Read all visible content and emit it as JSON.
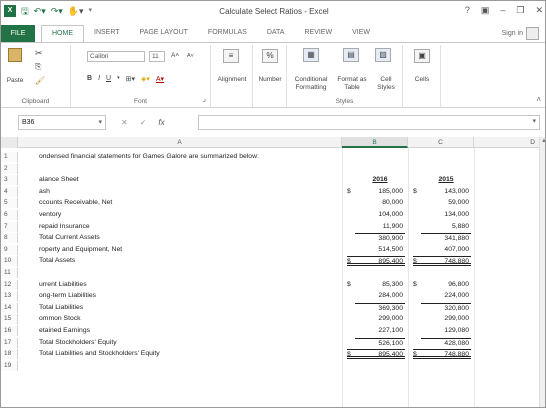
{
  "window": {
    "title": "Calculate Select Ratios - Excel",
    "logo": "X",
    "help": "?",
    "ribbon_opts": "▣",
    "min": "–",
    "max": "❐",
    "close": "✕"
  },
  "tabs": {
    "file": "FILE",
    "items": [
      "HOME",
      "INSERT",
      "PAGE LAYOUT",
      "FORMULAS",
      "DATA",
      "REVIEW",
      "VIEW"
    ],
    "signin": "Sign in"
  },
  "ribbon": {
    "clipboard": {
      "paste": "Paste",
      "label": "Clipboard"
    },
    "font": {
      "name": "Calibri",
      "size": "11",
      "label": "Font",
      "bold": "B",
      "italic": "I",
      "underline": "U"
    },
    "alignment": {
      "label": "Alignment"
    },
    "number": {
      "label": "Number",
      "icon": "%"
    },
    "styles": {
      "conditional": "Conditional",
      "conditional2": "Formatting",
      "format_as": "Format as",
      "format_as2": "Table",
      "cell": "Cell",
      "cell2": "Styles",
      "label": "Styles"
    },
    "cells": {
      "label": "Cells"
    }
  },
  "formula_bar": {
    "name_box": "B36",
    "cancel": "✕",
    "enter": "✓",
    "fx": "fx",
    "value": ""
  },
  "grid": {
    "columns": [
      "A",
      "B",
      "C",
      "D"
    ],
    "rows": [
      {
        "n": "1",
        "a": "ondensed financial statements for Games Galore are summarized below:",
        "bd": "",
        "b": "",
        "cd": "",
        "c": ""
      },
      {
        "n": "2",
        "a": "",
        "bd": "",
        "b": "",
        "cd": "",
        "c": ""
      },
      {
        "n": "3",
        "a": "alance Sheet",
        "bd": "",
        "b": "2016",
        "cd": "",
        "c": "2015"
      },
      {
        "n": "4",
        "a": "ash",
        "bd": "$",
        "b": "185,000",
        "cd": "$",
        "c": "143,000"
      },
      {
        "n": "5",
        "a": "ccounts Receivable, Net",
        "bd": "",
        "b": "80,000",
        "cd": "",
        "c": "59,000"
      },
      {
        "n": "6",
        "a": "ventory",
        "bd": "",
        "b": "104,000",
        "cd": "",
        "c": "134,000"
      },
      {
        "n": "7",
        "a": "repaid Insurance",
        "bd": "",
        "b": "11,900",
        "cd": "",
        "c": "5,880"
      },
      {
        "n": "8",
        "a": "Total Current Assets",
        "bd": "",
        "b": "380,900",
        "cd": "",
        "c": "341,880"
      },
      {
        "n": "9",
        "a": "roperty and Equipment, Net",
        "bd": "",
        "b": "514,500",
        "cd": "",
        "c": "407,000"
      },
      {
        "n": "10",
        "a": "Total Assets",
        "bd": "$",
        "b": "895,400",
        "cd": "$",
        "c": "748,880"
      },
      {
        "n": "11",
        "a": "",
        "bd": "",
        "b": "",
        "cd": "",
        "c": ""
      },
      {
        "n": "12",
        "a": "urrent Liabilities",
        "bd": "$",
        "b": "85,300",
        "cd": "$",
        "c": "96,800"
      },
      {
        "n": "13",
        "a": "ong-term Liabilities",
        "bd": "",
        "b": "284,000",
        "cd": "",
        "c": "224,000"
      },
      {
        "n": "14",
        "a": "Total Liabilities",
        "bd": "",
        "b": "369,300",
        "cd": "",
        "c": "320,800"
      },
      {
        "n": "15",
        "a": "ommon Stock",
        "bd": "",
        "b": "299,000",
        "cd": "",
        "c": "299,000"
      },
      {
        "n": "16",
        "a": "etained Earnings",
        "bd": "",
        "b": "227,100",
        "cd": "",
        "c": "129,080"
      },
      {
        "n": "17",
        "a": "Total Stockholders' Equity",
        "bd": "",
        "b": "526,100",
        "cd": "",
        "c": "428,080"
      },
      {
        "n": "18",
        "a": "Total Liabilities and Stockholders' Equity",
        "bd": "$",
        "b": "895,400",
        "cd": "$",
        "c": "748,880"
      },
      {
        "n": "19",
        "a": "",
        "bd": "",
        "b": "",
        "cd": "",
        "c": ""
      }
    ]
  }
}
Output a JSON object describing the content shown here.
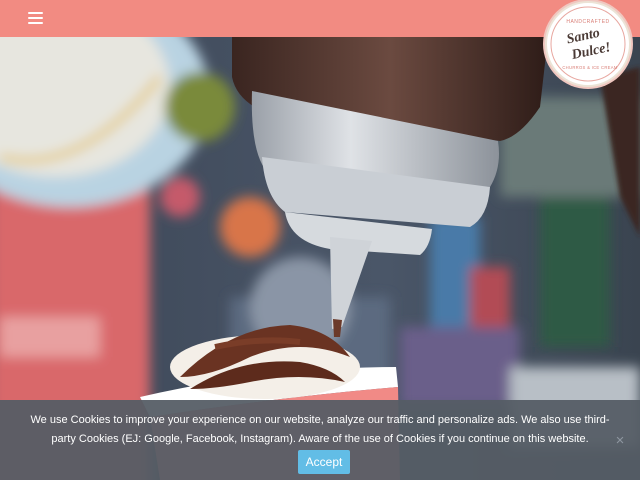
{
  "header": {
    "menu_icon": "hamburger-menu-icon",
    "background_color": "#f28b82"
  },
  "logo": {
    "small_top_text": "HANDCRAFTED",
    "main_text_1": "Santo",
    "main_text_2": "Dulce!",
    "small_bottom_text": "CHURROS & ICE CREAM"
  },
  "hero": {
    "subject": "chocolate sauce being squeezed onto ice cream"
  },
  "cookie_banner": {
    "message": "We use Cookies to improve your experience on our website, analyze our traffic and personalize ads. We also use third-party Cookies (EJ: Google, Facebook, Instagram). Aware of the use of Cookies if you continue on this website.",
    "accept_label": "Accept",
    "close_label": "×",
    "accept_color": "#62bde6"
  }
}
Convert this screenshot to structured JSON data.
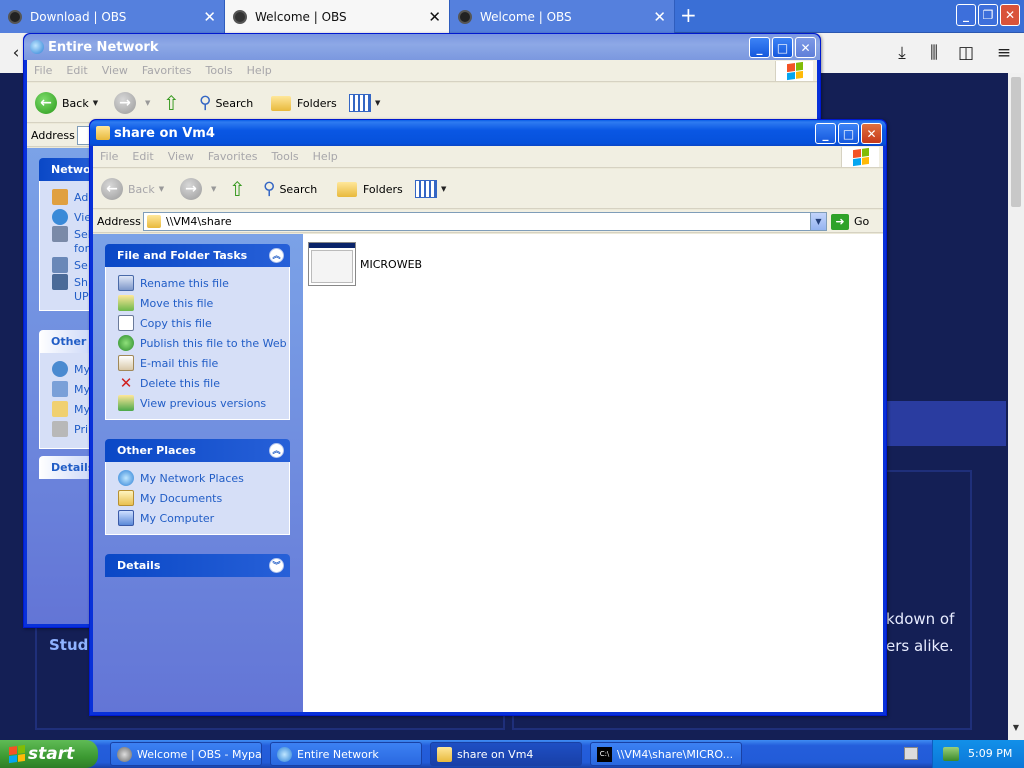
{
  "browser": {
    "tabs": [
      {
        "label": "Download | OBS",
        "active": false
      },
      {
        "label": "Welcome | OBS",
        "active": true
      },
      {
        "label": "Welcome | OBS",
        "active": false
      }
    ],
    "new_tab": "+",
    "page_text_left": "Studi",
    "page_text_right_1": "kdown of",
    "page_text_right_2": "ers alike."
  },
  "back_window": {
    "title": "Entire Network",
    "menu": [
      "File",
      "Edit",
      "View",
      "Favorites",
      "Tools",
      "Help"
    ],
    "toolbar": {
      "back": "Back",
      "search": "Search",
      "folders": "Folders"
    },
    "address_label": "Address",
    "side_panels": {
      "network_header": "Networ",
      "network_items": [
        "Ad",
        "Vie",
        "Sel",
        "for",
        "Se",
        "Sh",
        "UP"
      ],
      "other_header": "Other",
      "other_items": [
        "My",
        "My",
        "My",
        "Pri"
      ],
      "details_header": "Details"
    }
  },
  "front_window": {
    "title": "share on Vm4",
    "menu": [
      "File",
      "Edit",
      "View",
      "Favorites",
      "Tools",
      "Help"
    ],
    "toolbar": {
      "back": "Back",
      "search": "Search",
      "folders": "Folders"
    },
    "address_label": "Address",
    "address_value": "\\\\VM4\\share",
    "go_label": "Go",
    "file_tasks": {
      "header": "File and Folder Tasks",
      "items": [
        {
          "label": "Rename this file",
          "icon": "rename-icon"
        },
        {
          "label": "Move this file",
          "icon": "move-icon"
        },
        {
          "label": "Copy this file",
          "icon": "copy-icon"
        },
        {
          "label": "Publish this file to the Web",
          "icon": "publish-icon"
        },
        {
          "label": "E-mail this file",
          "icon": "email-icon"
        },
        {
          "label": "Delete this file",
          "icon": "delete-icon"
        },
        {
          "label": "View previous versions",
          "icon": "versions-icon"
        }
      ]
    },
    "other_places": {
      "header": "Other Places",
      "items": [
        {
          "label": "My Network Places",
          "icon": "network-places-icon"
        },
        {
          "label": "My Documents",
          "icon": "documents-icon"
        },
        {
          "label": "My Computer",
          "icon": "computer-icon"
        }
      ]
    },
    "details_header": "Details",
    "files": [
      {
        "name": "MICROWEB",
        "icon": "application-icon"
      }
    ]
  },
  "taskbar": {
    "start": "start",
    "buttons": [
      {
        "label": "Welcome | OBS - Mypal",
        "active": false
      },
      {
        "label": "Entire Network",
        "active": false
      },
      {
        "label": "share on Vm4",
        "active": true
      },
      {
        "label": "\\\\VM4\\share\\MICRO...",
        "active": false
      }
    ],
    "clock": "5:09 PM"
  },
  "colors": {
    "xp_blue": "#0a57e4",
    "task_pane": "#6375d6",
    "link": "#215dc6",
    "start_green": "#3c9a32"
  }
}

Instructions for the task — Each entry above should be reproduced exactly, with the pictures removed.

Complete response —
Read all visible content and emit it as JSON.
{
  "window": {
    "title": "Calculate Select Ratios - Excel",
    "logo": "X",
    "help": "?",
    "ribbon_opts": "▣",
    "min": "–",
    "max": "❐",
    "close": "✕"
  },
  "tabs": {
    "file": "FILE",
    "items": [
      "HOME",
      "INSERT",
      "PAGE LAYOUT",
      "FORMULAS",
      "DATA",
      "REVIEW",
      "VIEW"
    ],
    "signin": "Sign in"
  },
  "ribbon": {
    "clipboard": {
      "paste": "Paste",
      "label": "Clipboard"
    },
    "font": {
      "name": "Calibri",
      "size": "11",
      "label": "Font",
      "bold": "B",
      "italic": "I",
      "underline": "U"
    },
    "alignment": {
      "label": "Alignment"
    },
    "number": {
      "label": "Number",
      "icon": "%"
    },
    "styles": {
      "conditional": "Conditional",
      "conditional2": "Formatting",
      "format_as": "Format as",
      "format_as2": "Table",
      "cell": "Cell",
      "cell2": "Styles",
      "label": "Styles"
    },
    "cells": {
      "label": "Cells"
    }
  },
  "formula_bar": {
    "name_box": "B36",
    "cancel": "✕",
    "enter": "✓",
    "fx": "fx",
    "value": ""
  },
  "grid": {
    "columns": [
      "A",
      "B",
      "C",
      "D"
    ],
    "rows": [
      {
        "n": "1",
        "a": "ondensed financial statements for Games Galore are summarized below:",
        "bd": "",
        "b": "",
        "cd": "",
        "c": ""
      },
      {
        "n": "2",
        "a": "",
        "bd": "",
        "b": "",
        "cd": "",
        "c": ""
      },
      {
        "n": "3",
        "a": "alance Sheet",
        "bd": "",
        "b": "2016",
        "cd": "",
        "c": "2015"
      },
      {
        "n": "4",
        "a": "ash",
        "bd": "$",
        "b": "185,000",
        "cd": "$",
        "c": "143,000"
      },
      {
        "n": "5",
        "a": "ccounts Receivable, Net",
        "bd": "",
        "b": "80,000",
        "cd": "",
        "c": "59,000"
      },
      {
        "n": "6",
        "a": "ventory",
        "bd": "",
        "b": "104,000",
        "cd": "",
        "c": "134,000"
      },
      {
        "n": "7",
        "a": "repaid Insurance",
        "bd": "",
        "b": "11,900",
        "cd": "",
        "c": "5,880"
      },
      {
        "n": "8",
        "a": "Total Current Assets",
        "bd": "",
        "b": "380,900",
        "cd": "",
        "c": "341,880"
      },
      {
        "n": "9",
        "a": "roperty and Equipment, Net",
        "bd": "",
        "b": "514,500",
        "cd": "",
        "c": "407,000"
      },
      {
        "n": "10",
        "a": "Total Assets",
        "bd": "$",
        "b": "895,400",
        "cd": "$",
        "c": "748,880"
      },
      {
        "n": "11",
        "a": "",
        "bd": "",
        "b": "",
        "cd": "",
        "c": ""
      },
      {
        "n": "12",
        "a": "urrent Liabilities",
        "bd": "$",
        "b": "85,300",
        "cd": "$",
        "c": "96,800"
      },
      {
        "n": "13",
        "a": "ong-term Liabilities",
        "bd": "",
        "b": "284,000",
        "cd": "",
        "c": "224,000"
      },
      {
        "n": "14",
        "a": "Total Liabilities",
        "bd": "",
        "b": "369,300",
        "cd": "",
        "c": "320,800"
      },
      {
        "n": "15",
        "a": "ommon Stock",
        "bd": "",
        "b": "299,000",
        "cd": "",
        "c": "299,000"
      },
      {
        "n": "16",
        "a": "etained Earnings",
        "bd": "",
        "b": "227,100",
        "cd": "",
        "c": "129,080"
      },
      {
        "n": "17",
        "a": "Total Stockholders' Equity",
        "bd": "",
        "b": "526,100",
        "cd": "",
        "c": "428,080"
      },
      {
        "n": "18",
        "a": "Total Liabilities and Stockholders' Equity",
        "bd": "$",
        "b": "895,400",
        "cd": "$",
        "c": "748,880"
      },
      {
        "n": "19",
        "a": "",
        "bd": "",
        "b": "",
        "cd": "",
        "c": ""
      }
    ]
  }
}
Output a JSON object describing the content shown here.
{
  "header": {
    "menu_icon": "hamburger-menu-icon",
    "background_color": "#f28b82"
  },
  "logo": {
    "small_top_text": "HANDCRAFTED",
    "main_text_1": "Santo",
    "main_text_2": "Dulce!",
    "small_bottom_text": "CHURROS & ICE CREAM"
  },
  "hero": {
    "subject": "chocolate sauce being squeezed onto ice cream"
  },
  "cookie_banner": {
    "message": "We use Cookies to improve your experience on our website, analyze our traffic and personalize ads. We also use third-party Cookies (EJ: Google, Facebook, Instagram). Aware of the use of Cookies if you continue on this website.",
    "accept_label": "Accept",
    "close_label": "×",
    "accept_color": "#62bde6"
  }
}
Convert this screenshot to structured JSON data.
{
  "browser": {
    "tabs": [
      {
        "label": "Download | OBS",
        "active": false
      },
      {
        "label": "Welcome | OBS",
        "active": true
      },
      {
        "label": "Welcome | OBS",
        "active": false
      }
    ],
    "new_tab": "+",
    "page_text_left": "Studi",
    "page_text_right_1": "kdown of",
    "page_text_right_2": "ers alike."
  },
  "back_window": {
    "title": "Entire Network",
    "menu": [
      "File",
      "Edit",
      "View",
      "Favorites",
      "Tools",
      "Help"
    ],
    "toolbar": {
      "back": "Back",
      "search": "Search",
      "folders": "Folders"
    },
    "address_label": "Address",
    "side_panels": {
      "network_header": "Networ",
      "network_items": [
        "Ad",
        "Vie",
        "Sel",
        "for",
        "Se",
        "Sh",
        "UP"
      ],
      "other_header": "Other",
      "other_items": [
        "My",
        "My",
        "My",
        "Pri"
      ],
      "details_header": "Details"
    }
  },
  "front_window": {
    "title": "share on Vm4",
    "menu": [
      "File",
      "Edit",
      "View",
      "Favorites",
      "Tools",
      "Help"
    ],
    "toolbar": {
      "back": "Back",
      "search": "Search",
      "folders": "Folders"
    },
    "address_label": "Address",
    "address_value": "\\\\VM4\\share",
    "go_label": "Go",
    "file_tasks": {
      "header": "File and Folder Tasks",
      "items": [
        {
          "label": "Rename this file",
          "icon": "rename-icon"
        },
        {
          "label": "Move this file",
          "icon": "move-icon"
        },
        {
          "label": "Copy this file",
          "icon": "copy-icon"
        },
        {
          "label": "Publish this file to the Web",
          "icon": "publish-icon"
        },
        {
          "label": "E-mail this file",
          "icon": "email-icon"
        },
        {
          "label": "Delete this file",
          "icon": "delete-icon"
        },
        {
          "label": "View previous versions",
          "icon": "versions-icon"
        }
      ]
    },
    "other_places": {
      "header": "Other Places",
      "items": [
        {
          "label": "My Network Places",
          "icon": "network-places-icon"
        },
        {
          "label": "My Documents",
          "icon": "documents-icon"
        },
        {
          "label": "My Computer",
          "icon": "computer-icon"
        }
      ]
    },
    "details_header": "Details",
    "files": [
      {
        "name": "MICROWEB",
        "icon": "application-icon"
      }
    ]
  },
  "taskbar": {
    "start": "start",
    "buttons": [
      {
        "label": "Welcome | OBS - Mypal",
        "active": false
      },
      {
        "label": "Entire Network",
        "active": false
      },
      {
        "label": "share on Vm4",
        "active": true
      },
      {
        "label": "\\\\VM4\\share\\MICRO...",
        "active": false
      }
    ],
    "clock": "5:09 PM"
  },
  "colors": {
    "xp_blue": "#0a57e4",
    "task_pane": "#6375d6",
    "link": "#215dc6",
    "start_green": "#3c9a32"
  }
}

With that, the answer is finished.